Dataset records
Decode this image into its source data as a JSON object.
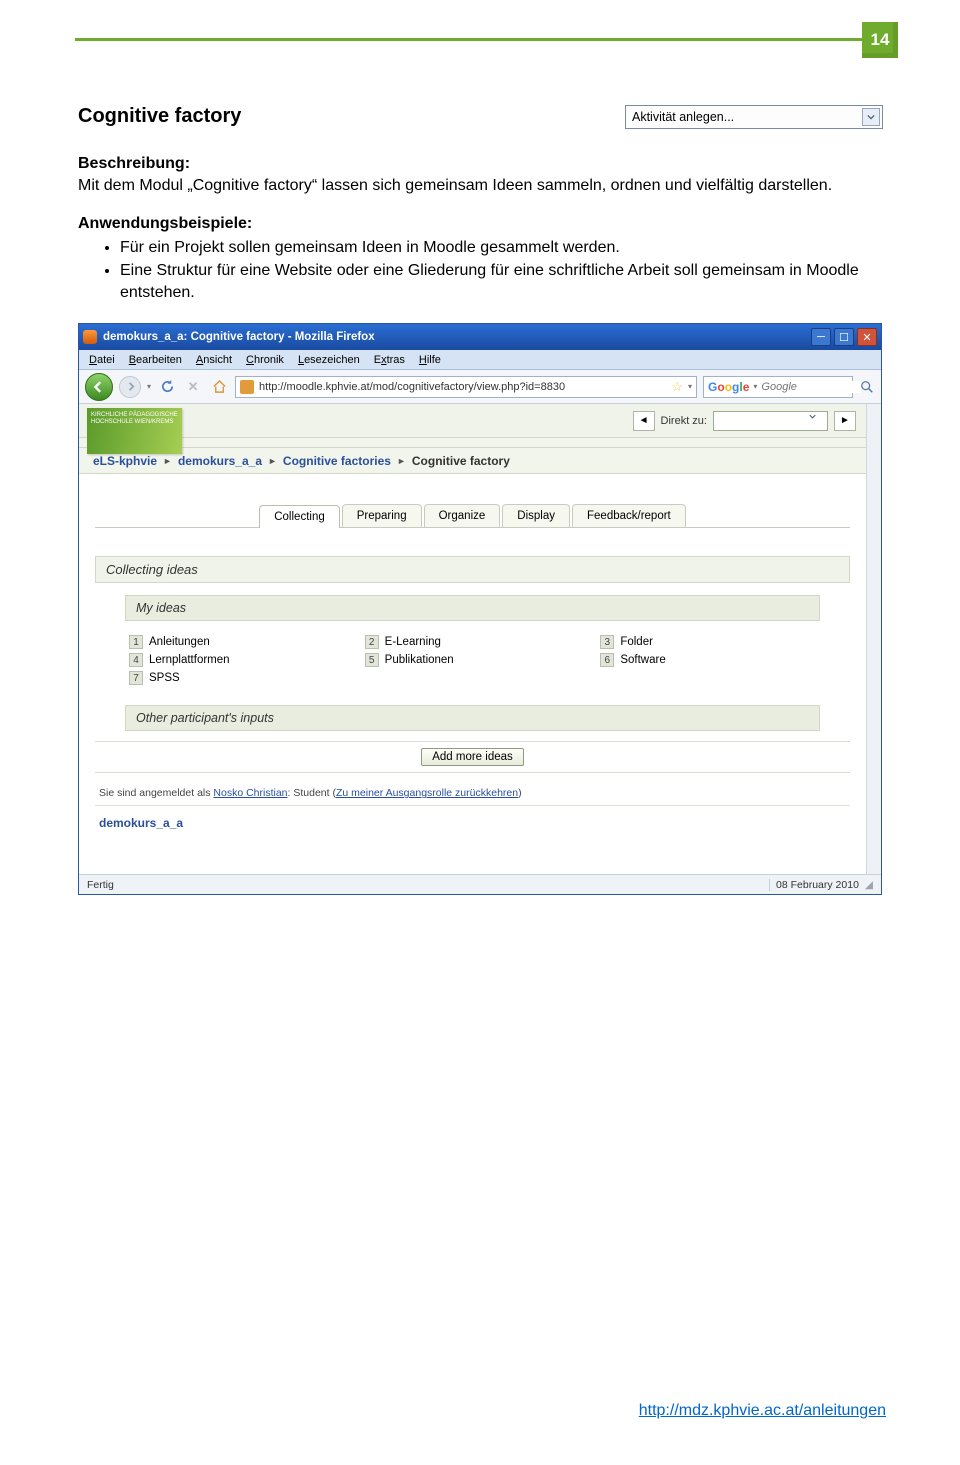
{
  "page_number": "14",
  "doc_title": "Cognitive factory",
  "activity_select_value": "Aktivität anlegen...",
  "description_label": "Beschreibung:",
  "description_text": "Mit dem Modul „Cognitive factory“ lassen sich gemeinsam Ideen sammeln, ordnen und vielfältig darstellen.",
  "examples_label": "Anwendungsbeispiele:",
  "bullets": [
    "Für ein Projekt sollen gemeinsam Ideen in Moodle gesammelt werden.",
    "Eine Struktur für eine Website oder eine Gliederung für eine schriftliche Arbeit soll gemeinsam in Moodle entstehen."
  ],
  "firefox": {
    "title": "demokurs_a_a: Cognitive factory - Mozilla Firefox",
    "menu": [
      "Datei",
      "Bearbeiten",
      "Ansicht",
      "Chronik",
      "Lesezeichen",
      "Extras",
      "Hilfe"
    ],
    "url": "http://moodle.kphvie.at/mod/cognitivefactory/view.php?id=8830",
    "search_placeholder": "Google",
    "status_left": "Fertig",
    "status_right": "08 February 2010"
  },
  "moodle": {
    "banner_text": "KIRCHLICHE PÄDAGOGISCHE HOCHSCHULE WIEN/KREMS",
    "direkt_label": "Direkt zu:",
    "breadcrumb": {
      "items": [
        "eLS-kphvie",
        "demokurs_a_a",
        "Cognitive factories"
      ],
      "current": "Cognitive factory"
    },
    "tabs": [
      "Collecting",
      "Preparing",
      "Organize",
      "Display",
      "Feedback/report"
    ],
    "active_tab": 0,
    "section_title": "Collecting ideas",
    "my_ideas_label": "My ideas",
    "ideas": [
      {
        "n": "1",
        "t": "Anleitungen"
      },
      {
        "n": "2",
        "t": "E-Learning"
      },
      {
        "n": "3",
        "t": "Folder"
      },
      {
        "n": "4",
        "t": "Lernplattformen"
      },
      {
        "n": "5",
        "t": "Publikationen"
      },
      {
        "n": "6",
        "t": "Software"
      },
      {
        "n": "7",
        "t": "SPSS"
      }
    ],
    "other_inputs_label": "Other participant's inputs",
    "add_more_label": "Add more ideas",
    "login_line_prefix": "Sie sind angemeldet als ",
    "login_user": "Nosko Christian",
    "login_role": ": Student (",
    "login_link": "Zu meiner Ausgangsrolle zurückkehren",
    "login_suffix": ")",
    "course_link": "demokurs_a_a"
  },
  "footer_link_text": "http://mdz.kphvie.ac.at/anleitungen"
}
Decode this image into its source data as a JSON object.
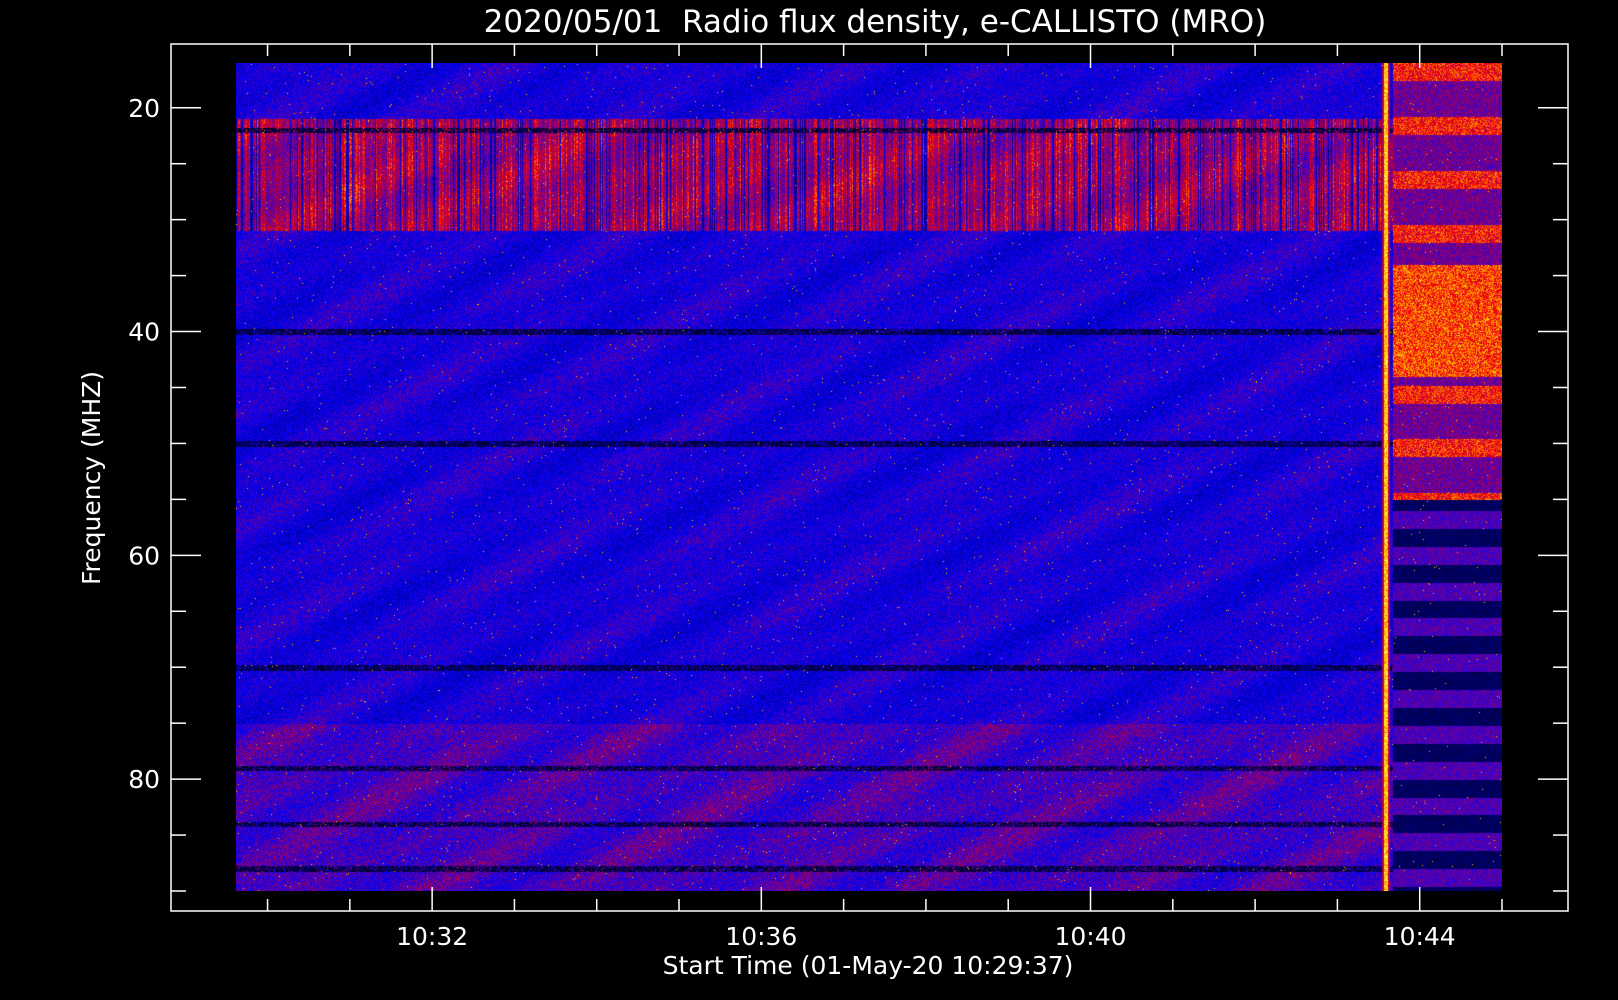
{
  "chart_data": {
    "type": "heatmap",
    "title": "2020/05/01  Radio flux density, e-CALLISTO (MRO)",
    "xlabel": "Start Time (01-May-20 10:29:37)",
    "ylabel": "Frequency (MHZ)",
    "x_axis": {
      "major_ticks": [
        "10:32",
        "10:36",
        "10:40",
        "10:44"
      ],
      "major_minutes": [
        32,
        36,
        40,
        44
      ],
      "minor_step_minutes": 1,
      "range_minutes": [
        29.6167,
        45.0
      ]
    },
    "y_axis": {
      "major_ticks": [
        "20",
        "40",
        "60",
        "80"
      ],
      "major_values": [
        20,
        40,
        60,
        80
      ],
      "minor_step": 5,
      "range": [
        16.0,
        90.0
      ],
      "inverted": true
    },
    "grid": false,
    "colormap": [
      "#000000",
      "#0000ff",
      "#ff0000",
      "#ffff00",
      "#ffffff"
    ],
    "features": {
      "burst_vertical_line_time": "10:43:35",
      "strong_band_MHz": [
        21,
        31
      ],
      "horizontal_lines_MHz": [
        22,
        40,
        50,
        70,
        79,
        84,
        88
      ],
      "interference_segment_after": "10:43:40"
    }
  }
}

Request
Reproduce all of the material exactly, apart from the pictures.

The completed task
Decode this image into its source data as a JSON object.
{
  "page_number": "14",
  "doc_title": "Cognitive factory",
  "activity_select_value": "Aktivität anlegen...",
  "description_label": "Beschreibung:",
  "description_text": "Mit dem Modul „Cognitive factory“ lassen sich gemeinsam Ideen sammeln, ordnen und vielfältig darstellen.",
  "examples_label": "Anwendungsbeispiele:",
  "bullets": [
    "Für ein Projekt sollen gemeinsam Ideen in Moodle gesammelt werden.",
    "Eine Struktur für eine Website oder eine Gliederung für eine schriftliche Arbeit soll gemeinsam in Moodle entstehen."
  ],
  "firefox": {
    "title": "demokurs_a_a: Cognitive factory - Mozilla Firefox",
    "menu": [
      "Datei",
      "Bearbeiten",
      "Ansicht",
      "Chronik",
      "Lesezeichen",
      "Extras",
      "Hilfe"
    ],
    "url": "http://moodle.kphvie.at/mod/cognitivefactory/view.php?id=8830",
    "search_placeholder": "Google",
    "status_left": "Fertig",
    "status_right": "08 February 2010"
  },
  "moodle": {
    "banner_text": "KIRCHLICHE PÄDAGOGISCHE HOCHSCHULE WIEN/KREMS",
    "direkt_label": "Direkt zu:",
    "breadcrumb": {
      "items": [
        "eLS-kphvie",
        "demokurs_a_a",
        "Cognitive factories"
      ],
      "current": "Cognitive factory"
    },
    "tabs": [
      "Collecting",
      "Preparing",
      "Organize",
      "Display",
      "Feedback/report"
    ],
    "active_tab": 0,
    "section_title": "Collecting ideas",
    "my_ideas_label": "My ideas",
    "ideas": [
      {
        "n": "1",
        "t": "Anleitungen"
      },
      {
        "n": "2",
        "t": "E-Learning"
      },
      {
        "n": "3",
        "t": "Folder"
      },
      {
        "n": "4",
        "t": "Lernplattformen"
      },
      {
        "n": "5",
        "t": "Publikationen"
      },
      {
        "n": "6",
        "t": "Software"
      },
      {
        "n": "7",
        "t": "SPSS"
      }
    ],
    "other_inputs_label": "Other participant's inputs",
    "add_more_label": "Add more ideas",
    "login_line_prefix": "Sie sind angemeldet als ",
    "login_user": "Nosko Christian",
    "login_role": ": Student (",
    "login_link": "Zu meiner Ausgangsrolle zurückkehren",
    "login_suffix": ")",
    "course_link": "demokurs_a_a"
  },
  "footer_link_text": "http://mdz.kphvie.ac.at/anleitungen"
}
Decode this image into its source data as a JSON object.
{
  "chart_data": {
    "type": "heatmap",
    "title": "2020/05/01  Radio flux density, e-CALLISTO (MRO)",
    "xlabel": "Start Time (01-May-20 10:29:37)",
    "ylabel": "Frequency (MHZ)",
    "x_axis": {
      "major_ticks": [
        "10:32",
        "10:36",
        "10:40",
        "10:44"
      ],
      "major_minutes": [
        32,
        36,
        40,
        44
      ],
      "minor_step_minutes": 1,
      "range_minutes": [
        29.6167,
        45.0
      ]
    },
    "y_axis": {
      "major_ticks": [
        "20",
        "40",
        "60",
        "80"
      ],
      "major_values": [
        20,
        40,
        60,
        80
      ],
      "minor_step": 5,
      "range": [
        16.0,
        90.0
      ],
      "inverted": true
    },
    "grid": false,
    "colormap": [
      "#000000",
      "#0000ff",
      "#ff0000",
      "#ffff00",
      "#ffffff"
    ],
    "features": {
      "burst_vertical_line_time": "10:43:35",
      "strong_band_MHz": [
        21,
        31
      ],
      "horizontal_lines_MHz": [
        22,
        40,
        50,
        70,
        79,
        84,
        88
      ],
      "interference_segment_after": "10:43:40"
    }
  }
}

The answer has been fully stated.